TASK: Your task is to print all of the data word for word.
***
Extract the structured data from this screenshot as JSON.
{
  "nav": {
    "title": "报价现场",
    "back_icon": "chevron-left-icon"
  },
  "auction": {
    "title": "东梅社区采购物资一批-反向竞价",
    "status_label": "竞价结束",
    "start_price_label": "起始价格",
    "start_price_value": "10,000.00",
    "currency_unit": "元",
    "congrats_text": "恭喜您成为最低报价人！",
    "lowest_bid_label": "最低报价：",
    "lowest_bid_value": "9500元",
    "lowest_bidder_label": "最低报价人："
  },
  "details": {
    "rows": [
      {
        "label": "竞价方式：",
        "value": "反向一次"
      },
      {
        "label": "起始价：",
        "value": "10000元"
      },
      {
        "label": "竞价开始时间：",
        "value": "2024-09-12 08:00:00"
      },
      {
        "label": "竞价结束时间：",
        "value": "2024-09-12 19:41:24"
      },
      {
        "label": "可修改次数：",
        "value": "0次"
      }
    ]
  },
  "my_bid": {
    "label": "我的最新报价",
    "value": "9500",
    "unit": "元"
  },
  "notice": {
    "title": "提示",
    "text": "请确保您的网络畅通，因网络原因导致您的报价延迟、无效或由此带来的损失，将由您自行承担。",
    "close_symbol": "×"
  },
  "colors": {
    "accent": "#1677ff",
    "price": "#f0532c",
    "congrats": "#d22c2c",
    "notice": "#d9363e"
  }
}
***
ANSWER TO THIS TASK:
Extract the structured data from this screenshot as JSON.
{
  "nav": {
    "title": "报价现场",
    "back_icon": "chevron-left-icon"
  },
  "auction": {
    "title": "东梅社区采购物资一批-反向竞价",
    "status_label": "竞价结束",
    "start_price_label": "起始价格",
    "start_price_value": "10,000.00",
    "currency_unit": "元",
    "congrats_text": "恭喜您成为最低报价人！",
    "lowest_bid_label": "最低报价：",
    "lowest_bid_value": "9500元",
    "lowest_bidder_label": "最低报价人："
  },
  "details": {
    "rows": [
      {
        "label": "竞价方式：",
        "value": "反向一次"
      },
      {
        "label": "起始价：",
        "value": "10000元"
      },
      {
        "label": "竞价开始时间：",
        "value": "2024-09-12 08:00:00"
      },
      {
        "label": "竞价结束时间：",
        "value": "2024-09-12 19:41:24"
      },
      {
        "label": "可修改次数：",
        "value": "0次"
      }
    ]
  },
  "my_bid": {
    "label": "我的最新报价",
    "value": "9500",
    "unit": "元"
  },
  "notice": {
    "title": "提示",
    "text": "请确保您的网络畅通，因网络原因导致您的报价延迟、无效或由此带来的损失，将由您自行承担。",
    "close_symbol": "×"
  },
  "colors": {
    "accent": "#1677ff",
    "price": "#f0532c",
    "congrats": "#d22c2c",
    "notice": "#d9363e"
  }
}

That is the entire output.